- _Given problem_
What follows is a block of records; reproduce all of it verbatim.

- _Raw records_
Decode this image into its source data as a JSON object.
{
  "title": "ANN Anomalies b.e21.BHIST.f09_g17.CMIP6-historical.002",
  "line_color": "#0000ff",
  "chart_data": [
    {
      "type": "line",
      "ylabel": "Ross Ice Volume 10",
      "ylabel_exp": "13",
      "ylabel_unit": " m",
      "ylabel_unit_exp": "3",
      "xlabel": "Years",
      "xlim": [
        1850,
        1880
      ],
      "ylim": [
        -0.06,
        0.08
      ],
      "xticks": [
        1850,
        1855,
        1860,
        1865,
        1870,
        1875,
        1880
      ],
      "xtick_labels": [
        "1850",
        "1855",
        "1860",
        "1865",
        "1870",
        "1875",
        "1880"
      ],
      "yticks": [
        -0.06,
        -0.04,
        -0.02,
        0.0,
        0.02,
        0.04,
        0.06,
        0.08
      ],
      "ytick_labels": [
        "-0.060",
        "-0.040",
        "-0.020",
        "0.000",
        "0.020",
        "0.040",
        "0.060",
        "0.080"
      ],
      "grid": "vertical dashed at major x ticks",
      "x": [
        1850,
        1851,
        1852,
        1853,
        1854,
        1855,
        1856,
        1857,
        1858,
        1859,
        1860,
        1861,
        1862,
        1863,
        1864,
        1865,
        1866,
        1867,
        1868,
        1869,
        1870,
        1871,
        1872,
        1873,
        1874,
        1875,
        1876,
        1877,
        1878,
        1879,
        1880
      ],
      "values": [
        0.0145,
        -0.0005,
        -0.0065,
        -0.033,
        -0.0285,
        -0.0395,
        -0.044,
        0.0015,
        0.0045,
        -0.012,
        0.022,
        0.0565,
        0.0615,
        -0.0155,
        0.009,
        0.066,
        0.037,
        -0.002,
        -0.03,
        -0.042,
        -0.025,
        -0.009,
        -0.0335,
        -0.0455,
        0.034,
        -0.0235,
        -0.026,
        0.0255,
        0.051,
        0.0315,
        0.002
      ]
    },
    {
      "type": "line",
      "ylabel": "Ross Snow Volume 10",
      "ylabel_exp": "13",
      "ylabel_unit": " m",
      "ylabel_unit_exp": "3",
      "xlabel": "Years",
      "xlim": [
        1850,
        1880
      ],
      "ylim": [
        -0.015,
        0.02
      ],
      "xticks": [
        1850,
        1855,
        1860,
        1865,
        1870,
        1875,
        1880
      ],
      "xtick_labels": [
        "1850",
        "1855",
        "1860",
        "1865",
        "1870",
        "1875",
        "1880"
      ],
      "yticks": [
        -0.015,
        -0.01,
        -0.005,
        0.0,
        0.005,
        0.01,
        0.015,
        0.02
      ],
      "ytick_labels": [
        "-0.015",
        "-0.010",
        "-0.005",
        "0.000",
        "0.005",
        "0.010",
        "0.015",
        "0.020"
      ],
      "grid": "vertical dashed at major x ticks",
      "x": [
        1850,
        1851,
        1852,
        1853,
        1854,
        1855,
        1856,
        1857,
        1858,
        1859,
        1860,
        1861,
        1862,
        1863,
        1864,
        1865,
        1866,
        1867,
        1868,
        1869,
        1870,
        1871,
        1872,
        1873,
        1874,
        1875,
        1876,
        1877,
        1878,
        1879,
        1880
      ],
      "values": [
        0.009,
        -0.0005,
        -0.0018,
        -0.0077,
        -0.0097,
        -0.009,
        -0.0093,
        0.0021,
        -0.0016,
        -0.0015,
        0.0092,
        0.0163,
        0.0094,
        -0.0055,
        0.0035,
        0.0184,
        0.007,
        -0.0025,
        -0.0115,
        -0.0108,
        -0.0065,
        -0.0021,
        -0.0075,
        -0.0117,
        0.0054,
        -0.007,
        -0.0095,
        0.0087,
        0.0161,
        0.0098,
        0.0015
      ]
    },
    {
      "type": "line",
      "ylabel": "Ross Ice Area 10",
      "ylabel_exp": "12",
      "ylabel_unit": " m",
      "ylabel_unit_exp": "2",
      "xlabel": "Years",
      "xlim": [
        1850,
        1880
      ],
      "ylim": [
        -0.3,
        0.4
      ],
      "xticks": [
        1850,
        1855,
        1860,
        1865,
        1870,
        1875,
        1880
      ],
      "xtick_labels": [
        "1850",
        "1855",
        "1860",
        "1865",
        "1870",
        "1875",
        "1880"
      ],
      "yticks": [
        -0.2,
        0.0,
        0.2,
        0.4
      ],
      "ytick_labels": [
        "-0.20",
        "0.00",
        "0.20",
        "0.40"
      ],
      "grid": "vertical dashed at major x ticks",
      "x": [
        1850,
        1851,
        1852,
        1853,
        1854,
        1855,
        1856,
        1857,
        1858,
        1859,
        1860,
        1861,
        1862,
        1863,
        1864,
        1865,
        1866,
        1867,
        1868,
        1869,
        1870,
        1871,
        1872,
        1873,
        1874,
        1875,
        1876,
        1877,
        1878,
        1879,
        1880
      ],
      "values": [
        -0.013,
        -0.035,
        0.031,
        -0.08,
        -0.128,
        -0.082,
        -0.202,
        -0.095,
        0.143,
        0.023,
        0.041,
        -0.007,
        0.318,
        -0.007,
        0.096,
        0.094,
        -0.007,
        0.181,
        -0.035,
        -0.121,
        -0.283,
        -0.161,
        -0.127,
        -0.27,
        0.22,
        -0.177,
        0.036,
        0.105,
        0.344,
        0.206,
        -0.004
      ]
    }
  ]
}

- _Solution to the exercise_
Decode this image into its source data as a JSON object.
{
  "title": "ANN Anomalies b.e21.BHIST.f09_g17.CMIP6-historical.002",
  "line_color": "#0000ff",
  "chart_data": [
    {
      "type": "line",
      "ylabel": "Ross Ice Volume 10",
      "ylabel_exp": "13",
      "ylabel_unit": " m",
      "ylabel_unit_exp": "3",
      "xlabel": "Years",
      "xlim": [
        1850,
        1880
      ],
      "ylim": [
        -0.06,
        0.08
      ],
      "xticks": [
        1850,
        1855,
        1860,
        1865,
        1870,
        1875,
        1880
      ],
      "xtick_labels": [
        "1850",
        "1855",
        "1860",
        "1865",
        "1870",
        "1875",
        "1880"
      ],
      "yticks": [
        -0.06,
        -0.04,
        -0.02,
        0.0,
        0.02,
        0.04,
        0.06,
        0.08
      ],
      "ytick_labels": [
        "-0.060",
        "-0.040",
        "-0.020",
        "0.000",
        "0.020",
        "0.040",
        "0.060",
        "0.080"
      ],
      "grid": "vertical dashed at major x ticks",
      "x": [
        1850,
        1851,
        1852,
        1853,
        1854,
        1855,
        1856,
        1857,
        1858,
        1859,
        1860,
        1861,
        1862,
        1863,
        1864,
        1865,
        1866,
        1867,
        1868,
        1869,
        1870,
        1871,
        1872,
        1873,
        1874,
        1875,
        1876,
        1877,
        1878,
        1879,
        1880
      ],
      "values": [
        0.0145,
        -0.0005,
        -0.0065,
        -0.033,
        -0.0285,
        -0.0395,
        -0.044,
        0.0015,
        0.0045,
        -0.012,
        0.022,
        0.0565,
        0.0615,
        -0.0155,
        0.009,
        0.066,
        0.037,
        -0.002,
        -0.03,
        -0.042,
        -0.025,
        -0.009,
        -0.0335,
        -0.0455,
        0.034,
        -0.0235,
        -0.026,
        0.0255,
        0.051,
        0.0315,
        0.002
      ]
    },
    {
      "type": "line",
      "ylabel": "Ross Snow Volume 10",
      "ylabel_exp": "13",
      "ylabel_unit": " m",
      "ylabel_unit_exp": "3",
      "xlabel": "Years",
      "xlim": [
        1850,
        1880
      ],
      "ylim": [
        -0.015,
        0.02
      ],
      "xticks": [
        1850,
        1855,
        1860,
        1865,
        1870,
        1875,
        1880
      ],
      "xtick_labels": [
        "1850",
        "1855",
        "1860",
        "1865",
        "1870",
        "1875",
        "1880"
      ],
      "yticks": [
        -0.015,
        -0.01,
        -0.005,
        0.0,
        0.005,
        0.01,
        0.015,
        0.02
      ],
      "ytick_labels": [
        "-0.015",
        "-0.010",
        "-0.005",
        "0.000",
        "0.005",
        "0.010",
        "0.015",
        "0.020"
      ],
      "grid": "vertical dashed at major x ticks",
      "x": [
        1850,
        1851,
        1852,
        1853,
        1854,
        1855,
        1856,
        1857,
        1858,
        1859,
        1860,
        1861,
        1862,
        1863,
        1864,
        1865,
        1866,
        1867,
        1868,
        1869,
        1870,
        1871,
        1872,
        1873,
        1874,
        1875,
        1876,
        1877,
        1878,
        1879,
        1880
      ],
      "values": [
        0.009,
        -0.0005,
        -0.0018,
        -0.0077,
        -0.0097,
        -0.009,
        -0.0093,
        0.0021,
        -0.0016,
        -0.0015,
        0.0092,
        0.0163,
        0.0094,
        -0.0055,
        0.0035,
        0.0184,
        0.007,
        -0.0025,
        -0.0115,
        -0.0108,
        -0.0065,
        -0.0021,
        -0.0075,
        -0.0117,
        0.0054,
        -0.007,
        -0.0095,
        0.0087,
        0.0161,
        0.0098,
        0.0015
      ]
    },
    {
      "type": "line",
      "ylabel": "Ross Ice Area 10",
      "ylabel_exp": "12",
      "ylabel_unit": " m",
      "ylabel_unit_exp": "2",
      "xlabel": "Years",
      "xlim": [
        1850,
        1880
      ],
      "ylim": [
        -0.3,
        0.4
      ],
      "xticks": [
        1850,
        1855,
        1860,
        1865,
        1870,
        1875,
        1880
      ],
      "xtick_labels": [
        "1850",
        "1855",
        "1860",
        "1865",
        "1870",
        "1875",
        "1880"
      ],
      "yticks": [
        -0.2,
        0.0,
        0.2,
        0.4
      ],
      "ytick_labels": [
        "-0.20",
        "0.00",
        "0.20",
        "0.40"
      ],
      "grid": "vertical dashed at major x ticks",
      "x": [
        1850,
        1851,
        1852,
        1853,
        1854,
        1855,
        1856,
        1857,
        1858,
        1859,
        1860,
        1861,
        1862,
        1863,
        1864,
        1865,
        1866,
        1867,
        1868,
        1869,
        1870,
        1871,
        1872,
        1873,
        1874,
        1875,
        1876,
        1877,
        1878,
        1879,
        1880
      ],
      "values": [
        -0.013,
        -0.035,
        0.031,
        -0.08,
        -0.128,
        -0.082,
        -0.202,
        -0.095,
        0.143,
        0.023,
        0.041,
        -0.007,
        0.318,
        -0.007,
        0.096,
        0.094,
        -0.007,
        0.181,
        -0.035,
        -0.121,
        -0.283,
        -0.161,
        -0.127,
        -0.27,
        0.22,
        -0.177,
        0.036,
        0.105,
        0.344,
        0.206,
        -0.004
      ]
    }
  ]
}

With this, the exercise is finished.